Items -
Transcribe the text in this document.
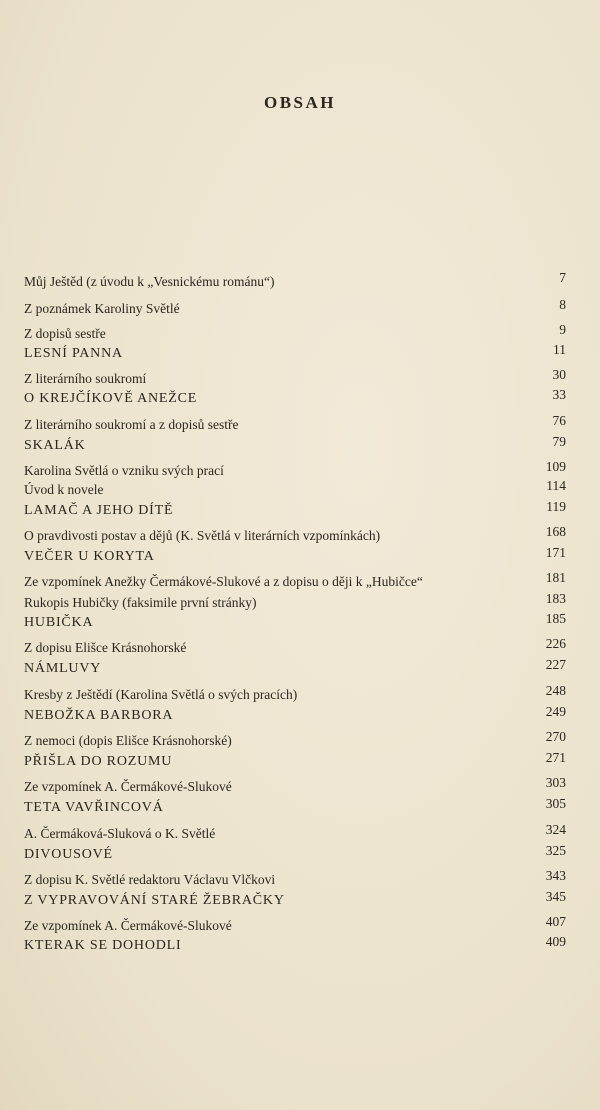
OBSAH
Můj Ještěd (z úvodu k „Vesnickému románu“)	7
Z poznámek Karoliny Světlé	8
Z dopisů sestře	9
LESNÍ PANNA	11
Z literárního soukromí	30
O KREJČÍKOVĚ ANEŽCE	33
Z literárního soukromí a z dopisů sestře	76
SKALÁK	79
Karolina Světlá o vzniku svých prací	109
Úvod k novele	114
LAMAČ A JEHO DÍTĚ	119
O pravdivosti postav a dějů (K. Světlá v literárních vzpomínkách)	168
VEČER U KORYTA	171
Ze vzpomínek Anežky Čermákové-Slukové a z dopisu o ději k „Hubičce“	181
Rukopis Hubičky (faksimile první stránky)	183
HUBIČKA	185
Z dopisu Elišce Krásnohorské	226
NÁMLUVY	227
Kresby z Ještědí (Karolina Světlá o svých pracích)	248
NEBOŽKA BARBORA	249
Z nemoci (dopis Elišce Krásnohorské)	270
PŘIŠLA DO ROZUMU	271
Ze vzpomínek A. Čermákové-Slukové	303
TETA VAVŘINCOVÁ	305
A. Čermáková-Sluková o K. Světlé	324
DIVOUSOVÉ	325
Z dopisu K. Světlé redaktoru Václavu Vlčkovi	343
Z VYPRAVOVÁNÍ STARÉ ŽEBRAČKY	345
Ze vzpomínek A. Čermákové-Slukové	407
KTERAK SE DOHODLI	409
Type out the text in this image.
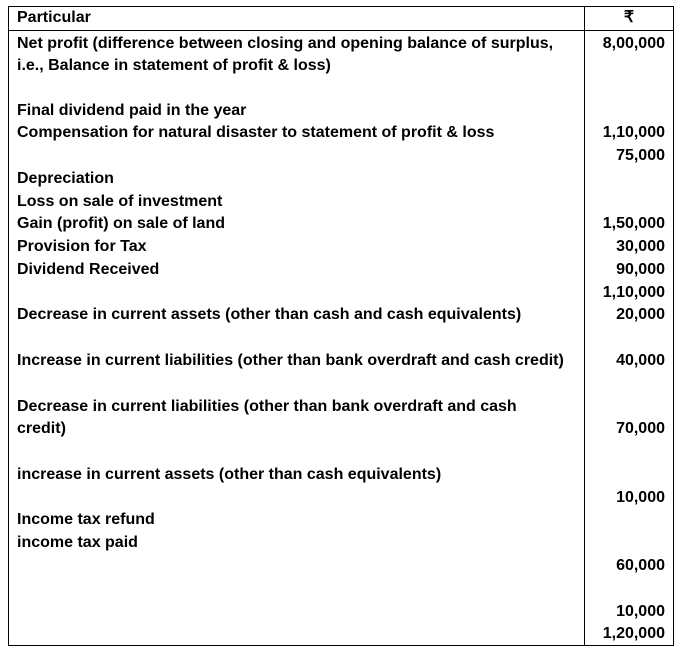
Particular	₹
Net profit (difference between closing and opening balance of surplus,
i.e., Balance in statement of profit & loss)
Final dividend paid in the year
Compensation for natural disaster to statement of profit & loss
Depreciation
Loss on sale of investment
Gain (profit) on sale of land
Provision for Tax
Dividend Received
Decrease in current assets (other than cash and cash equivalents)
Increase in current liabilities (other than bank overdraft and cash credit)
Decrease in current liabilities (other than bank overdraft and cash
credit)
increase in current assets (other than cash equivalents)
Income tax refund
income tax paid
8,00,000
1,10,000
75,000
1,50,000
30,000
90,000
1,10,000
20,000
40,000
70,000
10,000
60,000
10,000
1,20,000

Problem requirements - Copy each line exactly, and leave the pictures out of your copy.

Full answer -
Transcribe the text in this document.
OBSAH
Můj Ještěd (z úvodu k „Vesnickému románu“)	7
Z poznámek Karoliny Světlé	8
Z dopisů sestře	9
LESNÍ PANNA	11
Z literárního soukromí	30
O KREJČÍKOVĚ ANEŽCE	33
Z literárního soukromí a z dopisů sestře	76
SKALÁK	79
Karolina Světlá o vzniku svých prací	109
Úvod k novele	114
LAMAČ A JEHO DÍTĚ	119
O pravdivosti postav a dějů (K. Světlá v literárních vzpomínkách)	168
VEČER U KORYTA	171
Ze vzpomínek Anežky Čermákové-Slukové a z dopisu o ději k „Hubičce“	181
Rukopis Hubičky (faksimile první stránky)	183
HUBIČKA	185
Z dopisu Elišce Krásnohorské	226
NÁMLUVY	227
Kresby z Ještědí (Karolina Světlá o svých pracích)	248
NEBOŽKA BARBORA	249
Z nemoci (dopis Elišce Krásnohorské)	270
PŘIŠLA DO ROZUMU	271
Ze vzpomínek A. Čermákové-Slukové	303
TETA VAVŘINCOVÁ	305
A. Čermáková-Sluková o K. Světlé	324
DIVOUSOVÉ	325
Z dopisu K. Světlé redaktoru Václavu Vlčkovi	343
Z VYPRAVOVÁNÍ STARÉ ŽEBRAČKY	345
Ze vzpomínek A. Čermákové-Slukové	407
KTERAK SE DOHODLI	409
Type out the text in this image.
Particular	₹
Net profit (difference between closing and opening balance of surplus,
i.e., Balance in statement of profit & loss)
Final dividend paid in the year
Compensation for natural disaster to statement of profit & loss
Depreciation
Loss on sale of investment
Gain (profit) on sale of land
Provision for Tax
Dividend Received
Decrease in current assets (other than cash and cash equivalents)
Increase in current liabilities (other than bank overdraft and cash credit)
Decrease in current liabilities (other than bank overdraft and cash
credit)
increase in current assets (other than cash equivalents)
Income tax refund
income tax paid
8,00,000
1,10,000
75,000
1,50,000
30,000
90,000
1,10,000
20,000
40,000
70,000
10,000
60,000
10,000
1,20,000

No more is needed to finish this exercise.